# START OF MATERIAL TO PROCESS

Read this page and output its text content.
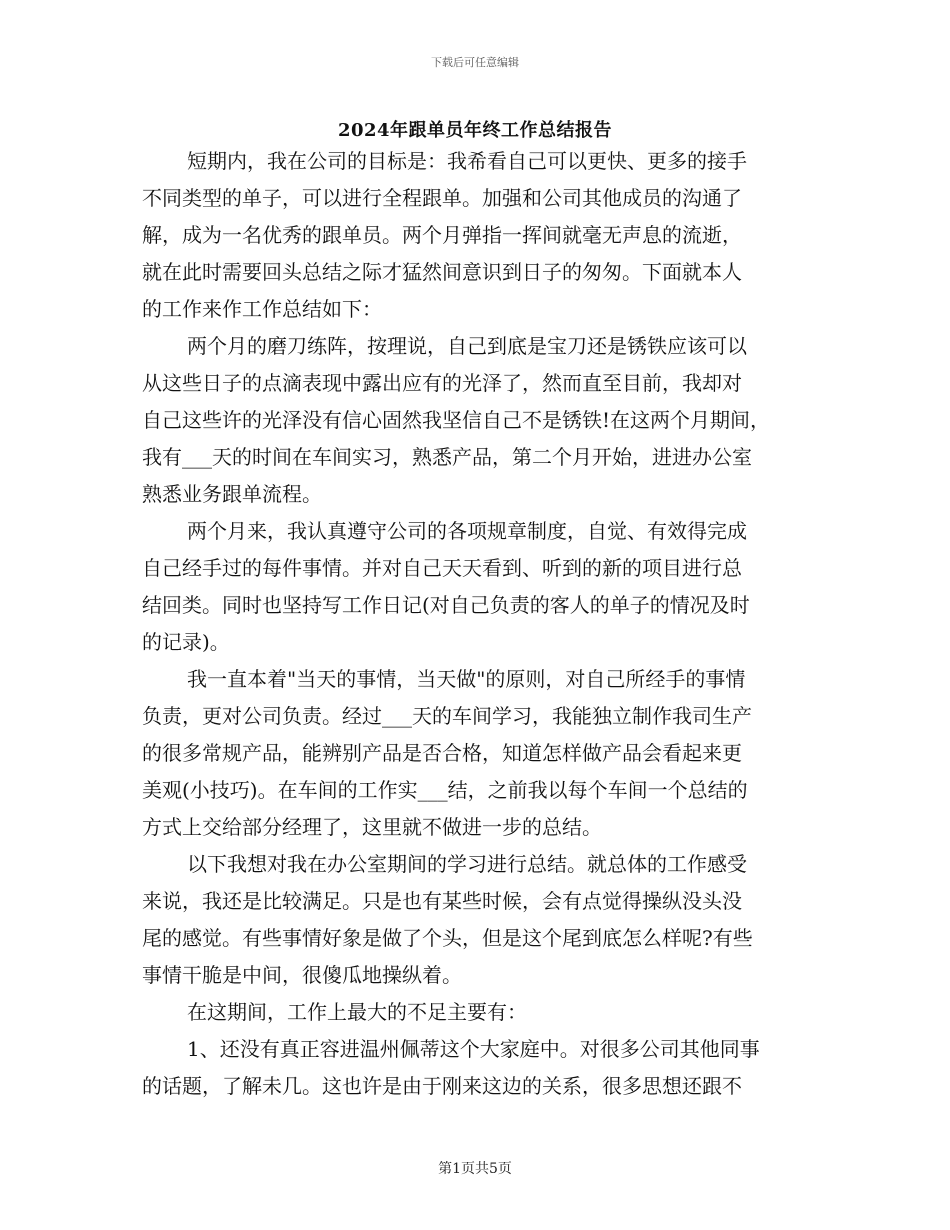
下载后可任意编辑
2024年跟单员年终工作总结报告
短期内，我在公司的目标是：我希看自己可以更快、更多的接手
不同类型的单子，可以进行全程跟单。加强和公司其他成员的沟通了
解，成为一名优秀的跟单员。两个月弹指一挥间就毫无声息的流逝，
就在此时需要回头总结之际才猛然间意识到日子的匆匆。下面就本人
的工作来作工作总结如下：
两个月的磨刀练阵，按理说，自己到底是宝刀还是锈铁应该可以
从这些日子的点滴表现中露出应有的光泽了，然而直至目前，我却对
自己这些许的光泽没有信心固然我坚信自己不是锈铁!在这两个月期间，
我有___天的时间在车间实习，熟悉产品，第二个月开始，进进办公室
熟悉业务跟单流程。
两个月来，我认真遵守公司的各项规章制度，自觉、有效得完成
自己经手过的每件事情。并对自己天天看到、听到的新的项目进行总
结回类。同时也坚持写工作日记(对自己负责的客人的单子的情况及时
的记录)。
我一直本着"当天的事情，当天做"的原则，对自己所经手的事情
负责，更对公司负责。经过___天的车间学习，我能独立制作我司生产
的很多常规产品，能辨别产品是否合格，知道怎样做产品会看起来更
美观(小技巧)。在车间的工作实___结，之前我以每个车间一个总结的
方式上交给部分经理了，这里就不做进一步的总结。
以下我想对我在办公室期间的学习进行总结。就总体的工作感受
来说，我还是比较满足。只是也有某些时候，会有点觉得操纵没头没
尾的感觉。有些事情好象是做了个头，但是这个尾到底怎么样呢?有些
事情干脆是中间，很傻瓜地操纵着。
在这期间，工作上最大的不足主要有：
1、还没有真正容进温州佩蒂这个大家庭中。对很多公司其他同事
的话题，了解未几。这也许是由于刚来这边的关系，很多思想还跟不
第1页共5页
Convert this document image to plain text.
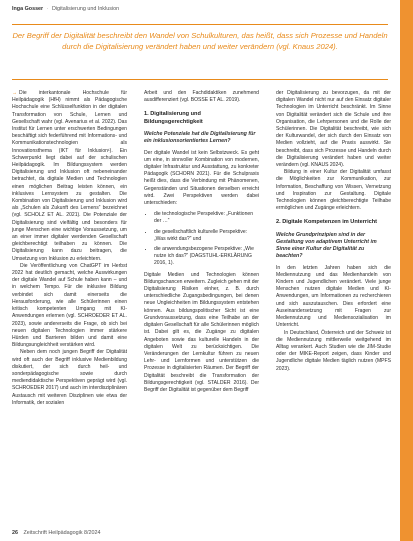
Inga Gosser · Digitalisierung und Inklusion
Der Begriff der Digitalität beschreibt den Wandel von Schulkulturen, das heißt, dass sich Prozesse und Handeln durch die Digitalisierung verändert haben und weiter verändern (vgl. Knaus 2024).

→ Die interkantonale Hochschule für Heilpädagogik (HfH) nimmt als Pädagogische Hochschule eine Schlüsselfunktion in der digitalen Transformation von Schule, Lernen und Gesellschaft wahr (vgl. Avenarius et al. 2022). Das Institut für Lernen unter erschwerten Bedingungen beschäftigt sich federführend mit Informations- und Kommunikationstechnologien als Innovationsthema (IKT für Inklusion¹). Ein Schwerpunkt liegt dabei auf der schulischen Heilpädagogik. Im Bildungssystem werden Digitalisierung und Inklusion oft nebeneinander betrachtet, da digitale Medien und Technologien einen möglichen Beitrag leisten können, ein inklusives Lernsystem zu gestalten. Die Kombination von Digitalisierung und Inklusion wird als „Schulen als Zukunft des Lernens“ bezeichnet (vgl. SCHOLZ ET AL. 2021). Die Potenziale der Digitalisierung sind vielfältig und besonders für junge Menschen eine wichtige Voraussetzung, um an einer immer digitaler werdenden Gesellschaft gleichberechtigt teilhaben zu können. Die Digitalisierung kann dazu beitragen, die Umsetzung von Inklusion zu erleichtern.

Die Veröffentlichung von ChatGPT im Herbst 2022 hat deutlich gemacht, welche Auswirkungen der digitale Wandel auf Schule haben kann – und in welchem Tempo. Für die inklusive Bildung verbindet sich damit einerseits die Herausforderung, wie alle Schülerinnen einen kritisch kompetenten Umgang mit KI-Anwendungen erlernen (vgl. SCHROEDER ET AL. 2023), sowie andererseits die Frage, ob sich bei neuen digitalen Technologien immer stärkere Hürden und Barrieren bilden und damit eine Bildungsungleichheit verstärken wird.

Neben dem noch jungen Begriff der Digitalität wird oft auch der Begriff inklusive Medienbildung diskutiert, der sich durch heil- und sonderpädagogische sowie durch mediendidaktische Perspektiven geprägt wird (vgl. SCHROEDER 2017) und auch im interdisziplinären Austausch mit weiteren Disziplinen wie etwa der Informatik, der sozialen

Arbeit und den Fachdidaktiken zunehmend ausdifferenziert (vgl. BOSSE ET AL. 2019).

1. Digitalisierung und Bildungsgerechtigkeit
Welche Potenziale hat die Digitalisierung für ein inklusionsorientiertes Lernen?

Der digitale Wandel ist kein Selbstzweck. Es geht um eine, in sinnvoller Kombination von modernen, digitaler Infrastruktur und Ausstattung, zu konkreter Pädagogik (SCHORN 2021). Für die Schulpraxis heißt dies, dass die Verbindung mit Phänomenen, Gegenständen und Situationen derselben erreicht wird. Zwei Perspektiven werden dabei unterschieden:

• die technologische Perspektive: „Funktionen der …“
• die gesellschaftlich kulturelle Perspektive: „Was wirkt das?“ und
• die anwendungsbezogene Perspektive: „Wie nutze ich das?“ (DAGSTUHL-ERKLÄRUNG 2016, 1).

Digitale Medien und Technologien können Bildungschancen erweitern. Zugleich gehen mit der Digitalisierung Risiken einher, z. B. durch unterschiedliche Zugangsbedingungen, bei denen neue Ungleichheiten im Bildungssystem entstehen können. Aus bildungspolitischer Sicht ist eine Grundvoraussetzung, dass eine Teilhabe an der digitalen Gesellschaft für alle Schülerinnen möglich ist. Dabei gilt es, die Zugänge zu digitalen Angeboten sowie das kulturelle Handeln in der digitalen Welt zu berücksichtigen. Die Veränderungen der Lernkultur führen zu neuen Lehr- und Lernformen und unterstützen die Prozesse in digitalisierten Räumen. Der Begriff der Digitalität beschreibt die Transformation der Bildungsgerechtigkeit (vgl. STALDER 2016). Der Begriff der Digitalität ist gegenüber dem Begriff

der Digitalisierung zu bevorzugen, da mit der digitalen Wandel nicht nur auf den Einsatz digitaler Technologien im Unterricht beschränkt. Im Sinne von Digitalität verändert sich die Schule und ihre Organisation, die Lehrpersonen und die Rolle der Schülerinnen. Die Digitalität beschreibt, wie sich der Kulturwandel, der sich durch den Einsatz von Medien vollzieht, auf die Praxis auswirkt. Sie beschreibt, dass sich Prozesse und Handeln durch die Digitalisierung verändert haben und weiter verändern (vgl. KNAUS 2024).

Bildung in einer Kultur der Digitalität umfasst die Möglichkeiten zur Kommunikation, zur Information, Beschaffung von Wissen, Vernetzung und Inspiration zur Gestaltung. Digitale Technologien können gleichberechtigte Teilhabe ermöglichen und Zugänge erleichtern.

2. Digitale Kompetenzen im Unterricht
Welche Grundprinzipien sind in der Gestaltung von adaptivem Unterricht im Sinne einer Kultur der Digitalität zu beachten?

In den letzten Jahren haben sich die Mediennutzung und das Medienhandeln von Kindern und Jugendlichen verändert. Viele junge Menschen nutzen digitale Medien und KI-Anwendungen, um Informationen zu recherchieren und sich auszutauschen. Dies erfordert eine Auseinandersetzung mit Fragen zur Mediennutzung und Mediensozialisation im Unterricht.

In Deutschland, Österreich und der Schweiz ist die Mediennutzung mittlerweile weitgehend im Alltag verankert. Auch Studien wie die JIM-Studie oder der MIKE-Report zeigen, dass Kinder und Jugendliche digitale Medien täglich nutzen (MPFS 2023).

26 Zeitschrift Heilpädagogik 8/2024
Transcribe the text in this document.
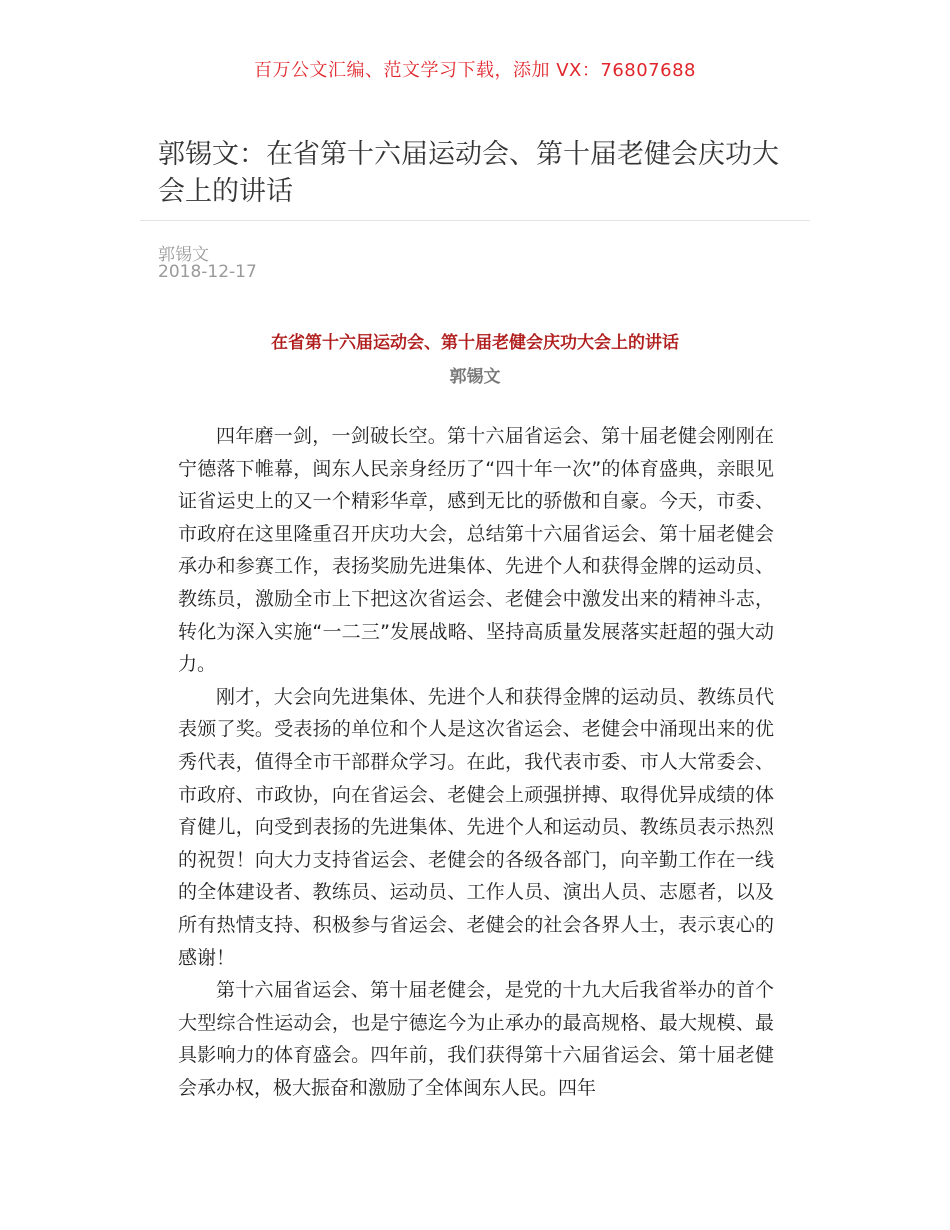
百万公文汇编、范文学习下载，添加 VX：76807688
郭锡文：在省第十六届运动会、第十届老健会庆功大会上的讲话
郭锡文
2018-12-17
在省第十六届运动会、第十届老健会庆功大会上的讲话
郭锡文

四年磨一剑，一剑破长空。第十六届省运会、第十届老健会刚刚在宁德落下帷幕，闽东人民亲身经历了“四十年一次”的体育盛典，亲眼见证省运史上的又一个精彩华章，感到无比的骄傲和自豪。今天，市委、市政府在这里隆重召开庆功大会，总结第十六届省运会、第十届老健会承办和参赛工作，表扬奖励先进集体、先进个人和获得金牌的运动员、教练员，激励全市上下把这次省运会、老健会中激发出来的精神斗志，转化为深入实施“一二三”发展战略、坚持高质量发展落实赶超的强大动力。

刚才，大会向先进集体、先进个人和获得金牌的运动员、教练员代表颁了奖。受表扬的单位和个人是这次省运会、老健会中涌现出来的优秀代表，值得全市干部群众学习。在此，我代表市委、市人大常委会、市政府、市政协，向在省运会、老健会上顽强拼搏、取得优异成绩的体育健儿，向受到表扬的先进集体、先进个人和运动员、教练员表示热烈的祝贺！向大力支持省运会、老健会的各级各部门，向辛勤工作在一线的全体建设者、教练员、运动员、工作人员、演出人员、志愿者，以及所有热情支持、积极参与省运会、老健会的社会各界人士，表示衷心的感谢！

第十六届省运会、第十届老健会，是党的十九大后我省举办的首个大型综合性运动会，也是宁德迄今为止承办的最高规格、最大规模、最具影响力的体育盛会。四年前，我们获得第十六届省运会、第十届老健会承办权，极大振奋和激励了全体闽东人民。四年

# END OF MATERIAL TO PROCESS

Take each line of the material that contains the word "this" and list it.

Read this page and output its text content.
Convert this document image to plain text.
Transcribe the text in this document.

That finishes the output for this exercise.